→ **Aim of the exercise**
A faithful transcription of all the data is required.
* begin Records to process *
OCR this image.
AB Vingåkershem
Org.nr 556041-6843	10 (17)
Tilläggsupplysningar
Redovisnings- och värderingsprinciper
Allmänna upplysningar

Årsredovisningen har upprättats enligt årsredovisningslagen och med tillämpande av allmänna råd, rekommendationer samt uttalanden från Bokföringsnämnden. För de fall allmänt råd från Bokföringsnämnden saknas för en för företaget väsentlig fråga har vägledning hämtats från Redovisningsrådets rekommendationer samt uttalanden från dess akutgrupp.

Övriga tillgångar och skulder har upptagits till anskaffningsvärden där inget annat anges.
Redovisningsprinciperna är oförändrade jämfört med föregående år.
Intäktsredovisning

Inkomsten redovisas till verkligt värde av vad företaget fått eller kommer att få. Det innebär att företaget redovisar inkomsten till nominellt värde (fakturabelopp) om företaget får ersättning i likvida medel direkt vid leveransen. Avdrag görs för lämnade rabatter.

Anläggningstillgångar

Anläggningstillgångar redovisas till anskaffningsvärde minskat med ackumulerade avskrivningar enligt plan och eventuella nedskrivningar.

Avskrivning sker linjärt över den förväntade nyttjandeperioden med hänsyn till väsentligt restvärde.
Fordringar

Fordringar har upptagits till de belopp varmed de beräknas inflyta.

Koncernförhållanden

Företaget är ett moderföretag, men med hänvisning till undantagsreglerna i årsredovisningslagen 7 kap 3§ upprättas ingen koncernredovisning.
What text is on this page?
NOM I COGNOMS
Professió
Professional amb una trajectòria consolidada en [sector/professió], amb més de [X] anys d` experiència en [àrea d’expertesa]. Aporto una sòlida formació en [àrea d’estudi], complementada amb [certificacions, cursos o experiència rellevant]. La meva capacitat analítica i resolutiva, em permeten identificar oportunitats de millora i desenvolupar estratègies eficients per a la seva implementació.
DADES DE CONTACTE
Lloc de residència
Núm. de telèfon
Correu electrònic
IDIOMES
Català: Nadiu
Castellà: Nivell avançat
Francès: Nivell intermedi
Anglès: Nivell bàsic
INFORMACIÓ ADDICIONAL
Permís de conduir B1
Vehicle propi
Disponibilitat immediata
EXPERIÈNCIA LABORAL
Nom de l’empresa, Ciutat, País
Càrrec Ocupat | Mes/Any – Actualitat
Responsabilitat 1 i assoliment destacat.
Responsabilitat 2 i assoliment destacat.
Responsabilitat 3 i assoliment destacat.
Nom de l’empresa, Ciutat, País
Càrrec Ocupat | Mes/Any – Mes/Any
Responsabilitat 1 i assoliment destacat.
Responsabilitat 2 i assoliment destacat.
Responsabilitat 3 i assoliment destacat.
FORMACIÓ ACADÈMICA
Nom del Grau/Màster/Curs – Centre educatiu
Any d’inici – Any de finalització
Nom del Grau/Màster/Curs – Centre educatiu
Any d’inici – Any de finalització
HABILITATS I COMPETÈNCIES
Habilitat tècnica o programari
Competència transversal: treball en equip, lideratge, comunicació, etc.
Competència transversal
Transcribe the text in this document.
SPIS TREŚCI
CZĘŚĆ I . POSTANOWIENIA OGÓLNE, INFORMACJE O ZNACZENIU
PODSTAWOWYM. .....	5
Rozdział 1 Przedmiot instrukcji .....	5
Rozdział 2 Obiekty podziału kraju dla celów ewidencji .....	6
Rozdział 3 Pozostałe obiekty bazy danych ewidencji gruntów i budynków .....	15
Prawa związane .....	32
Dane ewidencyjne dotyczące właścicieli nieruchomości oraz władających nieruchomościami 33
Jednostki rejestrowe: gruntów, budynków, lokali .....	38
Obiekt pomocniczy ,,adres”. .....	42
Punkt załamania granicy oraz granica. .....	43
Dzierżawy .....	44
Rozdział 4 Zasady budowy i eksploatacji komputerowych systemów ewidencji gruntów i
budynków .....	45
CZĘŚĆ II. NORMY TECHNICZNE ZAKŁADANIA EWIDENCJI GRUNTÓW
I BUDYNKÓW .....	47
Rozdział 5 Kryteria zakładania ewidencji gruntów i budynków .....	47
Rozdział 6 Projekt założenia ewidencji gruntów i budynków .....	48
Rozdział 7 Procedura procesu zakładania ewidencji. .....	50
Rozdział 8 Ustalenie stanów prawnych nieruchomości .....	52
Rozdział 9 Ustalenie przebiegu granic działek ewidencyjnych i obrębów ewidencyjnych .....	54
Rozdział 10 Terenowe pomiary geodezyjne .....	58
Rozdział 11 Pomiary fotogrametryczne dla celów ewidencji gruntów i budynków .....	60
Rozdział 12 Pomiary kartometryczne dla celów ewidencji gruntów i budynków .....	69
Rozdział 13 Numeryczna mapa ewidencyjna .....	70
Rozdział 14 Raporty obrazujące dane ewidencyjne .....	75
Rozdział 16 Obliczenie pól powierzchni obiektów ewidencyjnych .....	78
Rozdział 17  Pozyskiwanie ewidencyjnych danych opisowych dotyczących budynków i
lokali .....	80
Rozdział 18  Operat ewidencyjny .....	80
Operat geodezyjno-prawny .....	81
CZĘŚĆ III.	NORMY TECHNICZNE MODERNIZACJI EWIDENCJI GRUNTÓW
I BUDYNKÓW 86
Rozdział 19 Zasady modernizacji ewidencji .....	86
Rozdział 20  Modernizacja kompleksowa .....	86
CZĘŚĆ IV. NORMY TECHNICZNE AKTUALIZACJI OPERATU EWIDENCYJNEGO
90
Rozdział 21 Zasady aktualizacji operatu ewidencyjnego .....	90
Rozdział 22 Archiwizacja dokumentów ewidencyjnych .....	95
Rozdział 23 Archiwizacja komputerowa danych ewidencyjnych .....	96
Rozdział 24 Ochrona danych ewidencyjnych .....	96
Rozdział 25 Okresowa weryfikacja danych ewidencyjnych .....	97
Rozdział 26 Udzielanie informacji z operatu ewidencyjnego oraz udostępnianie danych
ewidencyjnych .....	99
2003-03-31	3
* end Records to process *
→ **Worked answer**
OCR this image.
AB Vingåkershem
Org.nr 556041-6843	10 (17)
Tilläggsupplysningar
Redovisnings- och värderingsprinciper
Allmänna upplysningar

Årsredovisningen har upprättats enligt årsredovisningslagen och med tillämpande av allmänna råd, rekommendationer samt uttalanden från Bokföringsnämnden. För de fall allmänt råd från Bokföringsnämnden saknas för en för företaget väsentlig fråga har vägledning hämtats från Redovisningsrådets rekommendationer samt uttalanden från dess akutgrupp.

Övriga tillgångar och skulder har upptagits till anskaffningsvärden där inget annat anges.
Redovisningsprinciperna är oförändrade jämfört med föregående år.
Intäktsredovisning

Inkomsten redovisas till verkligt värde av vad företaget fått eller kommer att få. Det innebär att företaget redovisar inkomsten till nominellt värde (fakturabelopp) om företaget får ersättning i likvida medel direkt vid leveransen. Avdrag görs för lämnade rabatter.

Anläggningstillgångar

Anläggningstillgångar redovisas till anskaffningsvärde minskat med ackumulerade avskrivningar enligt plan och eventuella nedskrivningar.

Avskrivning sker linjärt över den förväntade nyttjandeperioden med hänsyn till väsentligt restvärde.
Fordringar

Fordringar har upptagits till de belopp varmed de beräknas inflyta.

Koncernförhållanden

Företaget är ett moderföretag, men med hänvisning till undantagsreglerna i årsredovisningslagen 7 kap 3§ upprättas ingen koncernredovisning.
What text is on this page?
NOM I COGNOMS
Professió
Professional amb una trajectòria consolidada en [sector/professió], amb més de [X] anys d` experiència en [àrea d’expertesa]. Aporto una sòlida formació en [àrea d’estudi], complementada amb [certificacions, cursos o experiència rellevant]. La meva capacitat analítica i resolutiva, em permeten identificar oportunitats de millora i desenvolupar estratègies eficients per a la seva implementació.
DADES DE CONTACTE
Lloc de residència
Núm. de telèfon
Correu electrònic
IDIOMES
Català: Nadiu
Castellà: Nivell avançat
Francès: Nivell intermedi
Anglès: Nivell bàsic
INFORMACIÓ ADDICIONAL
Permís de conduir B1
Vehicle propi
Disponibilitat immediata
EXPERIÈNCIA LABORAL
Nom de l’empresa, Ciutat, País
Càrrec Ocupat | Mes/Any – Actualitat
Responsabilitat 1 i assoliment destacat.
Responsabilitat 2 i assoliment destacat.
Responsabilitat 3 i assoliment destacat.
Nom de l’empresa, Ciutat, País
Càrrec Ocupat | Mes/Any – Mes/Any
Responsabilitat 1 i assoliment destacat.
Responsabilitat 2 i assoliment destacat.
Responsabilitat 3 i assoliment destacat.
FORMACIÓ ACADÈMICA
Nom del Grau/Màster/Curs – Centre educatiu
Any d’inici – Any de finalització
Nom del Grau/Màster/Curs – Centre educatiu
Any d’inici – Any de finalització
HABILITATS I COMPETÈNCIES
Habilitat tècnica o programari
Competència transversal: treball en equip, lideratge, comunicació, etc.
Competència transversal
Transcribe the text in this document.
SPIS TREŚCI
CZĘŚĆ I . POSTANOWIENIA OGÓLNE, INFORMACJE O ZNACZENIU
PODSTAWOWYM. .....	5
Rozdział 1 Przedmiot instrukcji .....	5
Rozdział 2 Obiekty podziału kraju dla celów ewidencji .....	6
Rozdział 3 Pozostałe obiekty bazy danych ewidencji gruntów i budynków .....	15
Prawa związane .....	32
Dane ewidencyjne dotyczące właścicieli nieruchomości oraz władających nieruchomościami 33
Jednostki rejestrowe: gruntów, budynków, lokali .....	38
Obiekt pomocniczy ,,adres”. .....	42
Punkt załamania granicy oraz granica. .....	43
Dzierżawy .....	44
Rozdział 4 Zasady budowy i eksploatacji komputerowych systemów ewidencji gruntów i
budynków .....	45
CZĘŚĆ II. NORMY TECHNICZNE ZAKŁADANIA EWIDENCJI GRUNTÓW
I BUDYNKÓW .....	47
Rozdział 5 Kryteria zakładania ewidencji gruntów i budynków .....	47
Rozdział 6 Projekt założenia ewidencji gruntów i budynków .....	48
Rozdział 7 Procedura procesu zakładania ewidencji. .....	50
Rozdział 8 Ustalenie stanów prawnych nieruchomości .....	52
Rozdział 9 Ustalenie przebiegu granic działek ewidencyjnych i obrębów ewidencyjnych .....	54
Rozdział 10 Terenowe pomiary geodezyjne .....	58
Rozdział 11 Pomiary fotogrametryczne dla celów ewidencji gruntów i budynków .....	60
Rozdział 12 Pomiary kartometryczne dla celów ewidencji gruntów i budynków .....	69
Rozdział 13 Numeryczna mapa ewidencyjna .....	70
Rozdział 14 Raporty obrazujące dane ewidencyjne .....	75
Rozdział 16 Obliczenie pól powierzchni obiektów ewidencyjnych .....	78
Rozdział 17  Pozyskiwanie ewidencyjnych danych opisowych dotyczących budynków i
lokali .....	80
Rozdział 18  Operat ewidencyjny .....	80
Operat geodezyjno-prawny .....	81
CZĘŚĆ III.	NORMY TECHNICZNE MODERNIZACJI EWIDENCJI GRUNTÓW
I BUDYNKÓW 86
Rozdział 19 Zasady modernizacji ewidencji .....	86
Rozdział 20  Modernizacja kompleksowa .....	86
CZĘŚĆ IV. NORMY TECHNICZNE AKTUALIZACJI OPERATU EWIDENCYJNEGO
90
Rozdział 21 Zasady aktualizacji operatu ewidencyjnego .....	90
Rozdział 22 Archiwizacja dokumentów ewidencyjnych .....	95
Rozdział 23 Archiwizacja komputerowa danych ewidencyjnych .....	96
Rozdział 24 Ochrona danych ewidencyjnych .....	96
Rozdział 25 Okresowa weryfikacja danych ewidencyjnych .....	97
Rozdział 26 Udzielanie informacji z operatu ewidencyjnego oraz udostępnianie danych
ewidencyjnych .....	99
2003-03-31	3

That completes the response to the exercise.